• _Task description_
Give the material again in full, matching it exactly.

[Start]

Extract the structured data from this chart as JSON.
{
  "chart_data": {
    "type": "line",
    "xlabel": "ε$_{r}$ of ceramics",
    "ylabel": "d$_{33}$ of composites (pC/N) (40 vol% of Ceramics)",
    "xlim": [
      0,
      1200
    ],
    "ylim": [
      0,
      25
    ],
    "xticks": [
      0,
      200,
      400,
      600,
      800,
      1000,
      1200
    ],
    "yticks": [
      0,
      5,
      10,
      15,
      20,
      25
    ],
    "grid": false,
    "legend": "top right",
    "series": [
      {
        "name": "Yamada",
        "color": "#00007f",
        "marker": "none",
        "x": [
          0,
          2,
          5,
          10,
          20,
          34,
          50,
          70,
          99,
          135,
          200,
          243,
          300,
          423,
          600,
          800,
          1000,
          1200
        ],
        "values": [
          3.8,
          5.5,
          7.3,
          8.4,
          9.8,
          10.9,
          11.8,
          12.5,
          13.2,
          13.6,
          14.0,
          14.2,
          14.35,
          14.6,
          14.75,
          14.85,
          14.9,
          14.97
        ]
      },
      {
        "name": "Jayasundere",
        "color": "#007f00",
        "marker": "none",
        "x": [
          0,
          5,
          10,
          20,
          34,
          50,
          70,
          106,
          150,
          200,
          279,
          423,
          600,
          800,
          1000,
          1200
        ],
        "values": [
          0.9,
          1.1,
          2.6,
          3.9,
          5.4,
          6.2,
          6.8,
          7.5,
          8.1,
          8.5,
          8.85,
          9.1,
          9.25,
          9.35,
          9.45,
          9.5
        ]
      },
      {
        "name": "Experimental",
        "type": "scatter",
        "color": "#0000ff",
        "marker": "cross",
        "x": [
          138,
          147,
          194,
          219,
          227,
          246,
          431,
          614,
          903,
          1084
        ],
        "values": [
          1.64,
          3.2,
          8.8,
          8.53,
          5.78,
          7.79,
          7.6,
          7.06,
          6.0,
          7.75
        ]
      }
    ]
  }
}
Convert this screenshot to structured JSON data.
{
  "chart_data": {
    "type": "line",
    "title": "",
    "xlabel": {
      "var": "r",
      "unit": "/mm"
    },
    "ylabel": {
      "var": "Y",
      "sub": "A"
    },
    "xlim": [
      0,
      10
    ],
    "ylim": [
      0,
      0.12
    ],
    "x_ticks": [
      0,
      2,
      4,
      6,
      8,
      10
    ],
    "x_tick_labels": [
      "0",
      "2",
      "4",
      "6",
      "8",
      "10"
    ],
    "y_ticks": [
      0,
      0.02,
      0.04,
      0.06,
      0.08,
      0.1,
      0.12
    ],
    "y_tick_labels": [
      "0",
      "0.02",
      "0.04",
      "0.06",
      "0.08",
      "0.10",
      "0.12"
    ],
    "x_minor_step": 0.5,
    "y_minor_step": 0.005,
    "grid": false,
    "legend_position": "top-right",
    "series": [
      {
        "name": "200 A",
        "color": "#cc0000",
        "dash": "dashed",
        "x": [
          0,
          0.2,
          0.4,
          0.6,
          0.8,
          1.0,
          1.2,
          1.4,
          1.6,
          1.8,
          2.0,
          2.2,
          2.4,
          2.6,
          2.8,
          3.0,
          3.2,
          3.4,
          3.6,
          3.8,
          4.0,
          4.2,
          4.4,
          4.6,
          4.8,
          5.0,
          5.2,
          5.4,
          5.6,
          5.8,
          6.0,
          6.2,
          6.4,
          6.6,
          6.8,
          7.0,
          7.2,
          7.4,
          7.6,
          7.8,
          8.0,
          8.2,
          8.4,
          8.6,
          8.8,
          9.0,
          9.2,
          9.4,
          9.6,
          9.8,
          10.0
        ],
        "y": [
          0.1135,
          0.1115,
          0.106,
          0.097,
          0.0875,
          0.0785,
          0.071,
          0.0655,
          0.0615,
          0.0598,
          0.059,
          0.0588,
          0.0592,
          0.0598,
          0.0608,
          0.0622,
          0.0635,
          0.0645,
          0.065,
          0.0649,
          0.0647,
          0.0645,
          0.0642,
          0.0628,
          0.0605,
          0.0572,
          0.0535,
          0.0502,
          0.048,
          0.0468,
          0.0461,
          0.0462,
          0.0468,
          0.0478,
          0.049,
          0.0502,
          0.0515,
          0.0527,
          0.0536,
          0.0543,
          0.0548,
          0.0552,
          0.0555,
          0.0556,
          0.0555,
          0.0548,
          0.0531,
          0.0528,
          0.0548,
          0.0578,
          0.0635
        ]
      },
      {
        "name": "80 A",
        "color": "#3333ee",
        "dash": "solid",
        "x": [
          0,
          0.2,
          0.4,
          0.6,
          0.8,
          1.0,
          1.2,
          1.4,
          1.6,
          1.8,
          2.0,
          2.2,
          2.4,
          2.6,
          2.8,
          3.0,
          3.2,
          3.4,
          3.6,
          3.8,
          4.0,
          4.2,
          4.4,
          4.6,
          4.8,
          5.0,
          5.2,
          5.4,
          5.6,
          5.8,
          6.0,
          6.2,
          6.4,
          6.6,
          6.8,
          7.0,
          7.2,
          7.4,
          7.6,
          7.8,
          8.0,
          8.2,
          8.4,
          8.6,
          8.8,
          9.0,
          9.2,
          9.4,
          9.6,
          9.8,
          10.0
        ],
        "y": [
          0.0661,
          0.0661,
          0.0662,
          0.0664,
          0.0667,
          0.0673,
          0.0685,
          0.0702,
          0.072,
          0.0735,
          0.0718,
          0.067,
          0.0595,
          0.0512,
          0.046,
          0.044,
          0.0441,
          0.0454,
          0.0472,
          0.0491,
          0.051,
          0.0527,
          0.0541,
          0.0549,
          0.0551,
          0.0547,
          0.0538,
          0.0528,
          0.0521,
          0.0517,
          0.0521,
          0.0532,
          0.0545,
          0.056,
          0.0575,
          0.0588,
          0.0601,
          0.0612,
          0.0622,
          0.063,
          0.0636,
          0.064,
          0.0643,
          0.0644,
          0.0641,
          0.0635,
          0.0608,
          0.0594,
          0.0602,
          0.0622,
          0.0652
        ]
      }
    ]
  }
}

[End]

• _Result of the exercise_
Extract the structured data from this chart as JSON.
{
  "chart_data": {
    "type": "line",
    "xlabel": "ε$_{r}$ of ceramics",
    "ylabel": "d$_{33}$ of composites (pC/N) (40 vol% of Ceramics)",
    "xlim": [
      0,
      1200
    ],
    "ylim": [
      0,
      25
    ],
    "xticks": [
      0,
      200,
      400,
      600,
      800,
      1000,
      1200
    ],
    "yticks": [
      0,
      5,
      10,
      15,
      20,
      25
    ],
    "grid": false,
    "legend": "top right",
    "series": [
      {
        "name": "Yamada",
        "color": "#00007f",
        "marker": "none",
        "x": [
          0,
          2,
          5,
          10,
          20,
          34,
          50,
          70,
          99,
          135,
          200,
          243,
          300,
          423,
          600,
          800,
          1000,
          1200
        ],
        "values": [
          3.8,
          5.5,
          7.3,
          8.4,
          9.8,
          10.9,
          11.8,
          12.5,
          13.2,
          13.6,
          14.0,
          14.2,
          14.35,
          14.6,
          14.75,
          14.85,
          14.9,
          14.97
        ]
      },
      {
        "name": "Jayasundere",
        "color": "#007f00",
        "marker": "none",
        "x": [
          0,
          5,
          10,
          20,
          34,
          50,
          70,
          106,
          150,
          200,
          279,
          423,
          600,
          800,
          1000,
          1200
        ],
        "values": [
          0.9,
          1.1,
          2.6,
          3.9,
          5.4,
          6.2,
          6.8,
          7.5,
          8.1,
          8.5,
          8.85,
          9.1,
          9.25,
          9.35,
          9.45,
          9.5
        ]
      },
      {
        "name": "Experimental",
        "type": "scatter",
        "color": "#0000ff",
        "marker": "cross",
        "x": [
          138,
          147,
          194,
          219,
          227,
          246,
          431,
          614,
          903,
          1084
        ],
        "values": [
          1.64,
          3.2,
          8.8,
          8.53,
          5.78,
          7.79,
          7.6,
          7.06,
          6.0,
          7.75
        ]
      }
    ]
  }
}
Convert this screenshot to structured JSON data.
{
  "chart_data": {
    "type": "line",
    "title": "",
    "xlabel": {
      "var": "r",
      "unit": "/mm"
    },
    "ylabel": {
      "var": "Y",
      "sub": "A"
    },
    "xlim": [
      0,
      10
    ],
    "ylim": [
      0,
      0.12
    ],
    "x_ticks": [
      0,
      2,
      4,
      6,
      8,
      10
    ],
    "x_tick_labels": [
      "0",
      "2",
      "4",
      "6",
      "8",
      "10"
    ],
    "y_ticks": [
      0,
      0.02,
      0.04,
      0.06,
      0.08,
      0.1,
      0.12
    ],
    "y_tick_labels": [
      "0",
      "0.02",
      "0.04",
      "0.06",
      "0.08",
      "0.10",
      "0.12"
    ],
    "x_minor_step": 0.5,
    "y_minor_step": 0.005,
    "grid": false,
    "legend_position": "top-right",
    "series": [
      {
        "name": "200 A",
        "color": "#cc0000",
        "dash": "dashed",
        "x": [
          0,
          0.2,
          0.4,
          0.6,
          0.8,
          1.0,
          1.2,
          1.4,
          1.6,
          1.8,
          2.0,
          2.2,
          2.4,
          2.6,
          2.8,
          3.0,
          3.2,
          3.4,
          3.6,
          3.8,
          4.0,
          4.2,
          4.4,
          4.6,
          4.8,
          5.0,
          5.2,
          5.4,
          5.6,
          5.8,
          6.0,
          6.2,
          6.4,
          6.6,
          6.8,
          7.0,
          7.2,
          7.4,
          7.6,
          7.8,
          8.0,
          8.2,
          8.4,
          8.6,
          8.8,
          9.0,
          9.2,
          9.4,
          9.6,
          9.8,
          10.0
        ],
        "y": [
          0.1135,
          0.1115,
          0.106,
          0.097,
          0.0875,
          0.0785,
          0.071,
          0.0655,
          0.0615,
          0.0598,
          0.059,
          0.0588,
          0.0592,
          0.0598,
          0.0608,
          0.0622,
          0.0635,
          0.0645,
          0.065,
          0.0649,
          0.0647,
          0.0645,
          0.0642,
          0.0628,
          0.0605,
          0.0572,
          0.0535,
          0.0502,
          0.048,
          0.0468,
          0.0461,
          0.0462,
          0.0468,
          0.0478,
          0.049,
          0.0502,
          0.0515,
          0.0527,
          0.0536,
          0.0543,
          0.0548,
          0.0552,
          0.0555,
          0.0556,
          0.0555,
          0.0548,
          0.0531,
          0.0528,
          0.0548,
          0.0578,
          0.0635
        ]
      },
      {
        "name": "80 A",
        "color": "#3333ee",
        "dash": "solid",
        "x": [
          0,
          0.2,
          0.4,
          0.6,
          0.8,
          1.0,
          1.2,
          1.4,
          1.6,
          1.8,
          2.0,
          2.2,
          2.4,
          2.6,
          2.8,
          3.0,
          3.2,
          3.4,
          3.6,
          3.8,
          4.0,
          4.2,
          4.4,
          4.6,
          4.8,
          5.0,
          5.2,
          5.4,
          5.6,
          5.8,
          6.0,
          6.2,
          6.4,
          6.6,
          6.8,
          7.0,
          7.2,
          7.4,
          7.6,
          7.8,
          8.0,
          8.2,
          8.4,
          8.6,
          8.8,
          9.0,
          9.2,
          9.4,
          9.6,
          9.8,
          10.0
        ],
        "y": [
          0.0661,
          0.0661,
          0.0662,
          0.0664,
          0.0667,
          0.0673,
          0.0685,
          0.0702,
          0.072,
          0.0735,
          0.0718,
          0.067,
          0.0595,
          0.0512,
          0.046,
          0.044,
          0.0441,
          0.0454,
          0.0472,
          0.0491,
          0.051,
          0.0527,
          0.0541,
          0.0549,
          0.0551,
          0.0547,
          0.0538,
          0.0528,
          0.0521,
          0.0517,
          0.0521,
          0.0532,
          0.0545,
          0.056,
          0.0575,
          0.0588,
          0.0601,
          0.0612,
          0.0622,
          0.063,
          0.0636,
          0.064,
          0.0643,
          0.0644,
          0.0641,
          0.0635,
          0.0608,
          0.0594,
          0.0602,
          0.0622,
          0.0652
        ]
      }
    ]
  }
}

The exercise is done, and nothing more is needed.